Short problem: Starting at the line that contains "Type out the text in this image.", write out every line through the last one in the records below, word for word. Leave out any pictures.

Entries supplied:

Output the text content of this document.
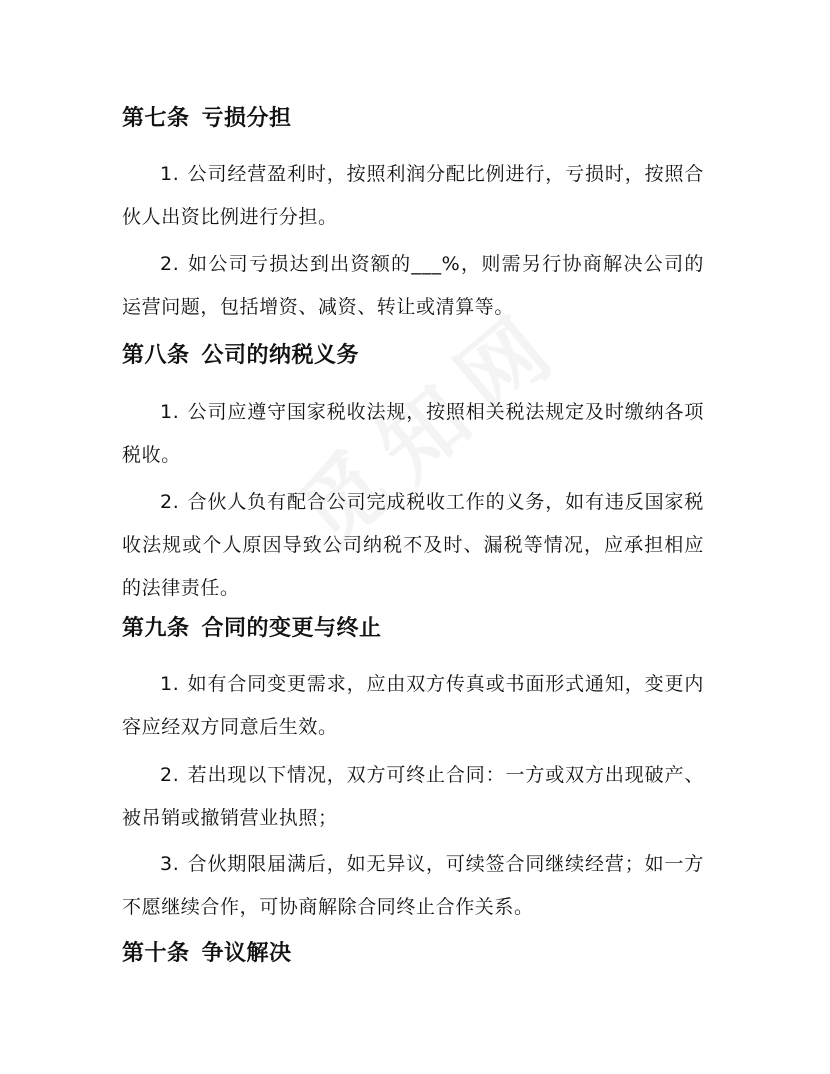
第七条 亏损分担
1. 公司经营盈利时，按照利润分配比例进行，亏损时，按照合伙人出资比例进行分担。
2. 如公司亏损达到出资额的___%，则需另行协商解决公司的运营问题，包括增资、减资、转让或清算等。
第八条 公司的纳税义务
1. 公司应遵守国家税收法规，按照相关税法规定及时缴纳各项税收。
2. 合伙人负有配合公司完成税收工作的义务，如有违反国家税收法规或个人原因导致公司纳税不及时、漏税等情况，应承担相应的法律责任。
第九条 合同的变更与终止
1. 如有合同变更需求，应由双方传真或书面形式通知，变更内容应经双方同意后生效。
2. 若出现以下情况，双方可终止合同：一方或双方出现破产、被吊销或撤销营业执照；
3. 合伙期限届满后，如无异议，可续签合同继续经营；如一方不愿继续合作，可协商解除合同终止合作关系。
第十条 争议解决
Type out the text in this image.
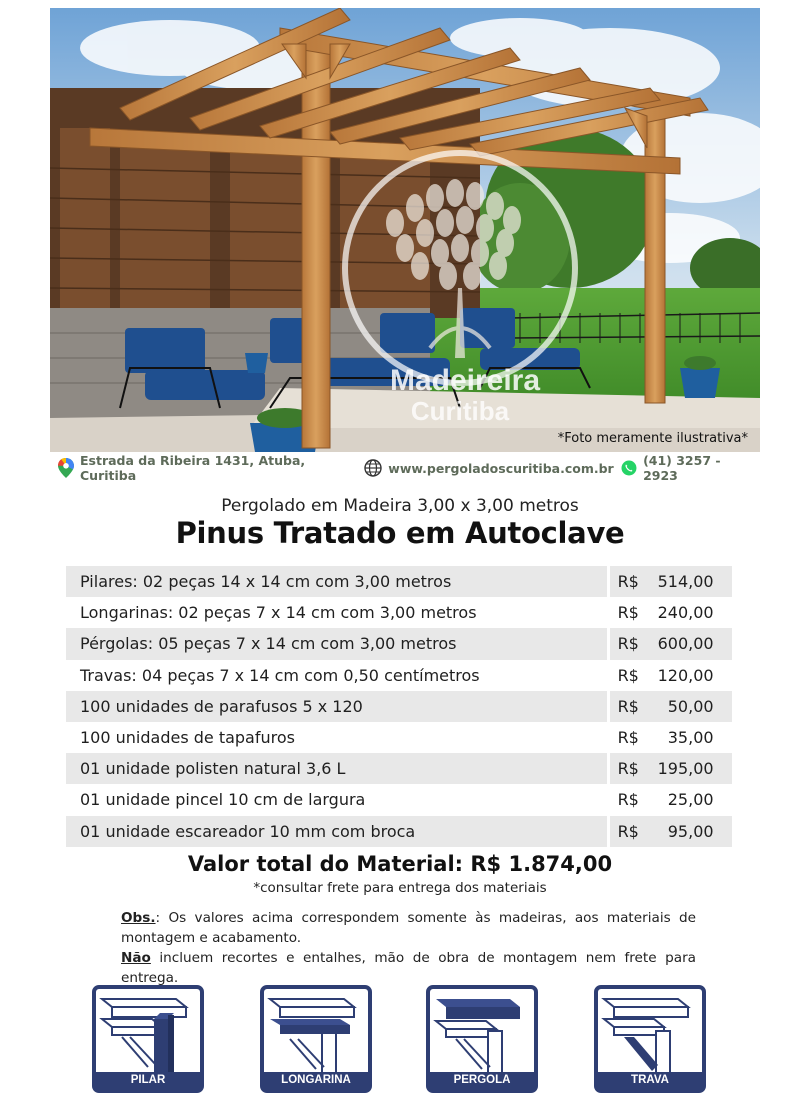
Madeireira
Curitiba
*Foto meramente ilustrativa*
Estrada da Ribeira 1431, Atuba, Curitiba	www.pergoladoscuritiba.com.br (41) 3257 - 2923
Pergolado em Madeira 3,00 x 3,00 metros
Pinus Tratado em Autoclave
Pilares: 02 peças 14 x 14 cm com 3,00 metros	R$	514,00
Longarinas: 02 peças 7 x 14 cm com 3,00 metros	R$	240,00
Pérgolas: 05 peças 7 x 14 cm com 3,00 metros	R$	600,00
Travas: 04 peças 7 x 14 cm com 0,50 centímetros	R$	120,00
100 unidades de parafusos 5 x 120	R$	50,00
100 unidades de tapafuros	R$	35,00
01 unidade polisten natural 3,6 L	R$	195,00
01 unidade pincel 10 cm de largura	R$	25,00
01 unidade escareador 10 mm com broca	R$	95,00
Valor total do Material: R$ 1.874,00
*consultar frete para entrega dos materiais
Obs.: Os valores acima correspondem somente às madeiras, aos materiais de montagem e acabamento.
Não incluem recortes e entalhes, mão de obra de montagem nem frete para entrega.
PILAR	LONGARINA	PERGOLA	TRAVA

Solution to this exercise:
Type out the text in this image.
Madeireira
Curitiba
*Foto meramente ilustrativa*
Estrada da Ribeira 1431, Atuba, Curitiba	www.pergoladoscuritiba.com.br (41) 3257 - 2923
Pergolado em Madeira 3,00 x 3,00 metros
Pinus Tratado em Autoclave
Pilares: 02 peças 14 x 14 cm com 3,00 metros	R$	514,00
Longarinas: 02 peças 7 x 14 cm com 3,00 metros	R$	240,00
Pérgolas: 05 peças 7 x 14 cm com 3,00 metros	R$	600,00
Travas: 04 peças 7 x 14 cm com 0,50 centímetros	R$	120,00
100 unidades de parafusos 5 x 120	R$	50,00
100 unidades de tapafuros	R$	35,00
01 unidade polisten natural 3,6 L	R$	195,00
01 unidade pincel 10 cm de largura	R$	25,00
01 unidade escareador 10 mm com broca	R$	95,00
Valor total do Material: R$ 1.874,00
*consultar frete para entrega dos materiais
Obs.: Os valores acima correspondem somente às madeiras, aos materiais de montagem e acabamento.
Não incluem recortes e entalhes, mão de obra de montagem nem frete para entrega.
PILAR	LONGARINA	PERGOLA	TRAVA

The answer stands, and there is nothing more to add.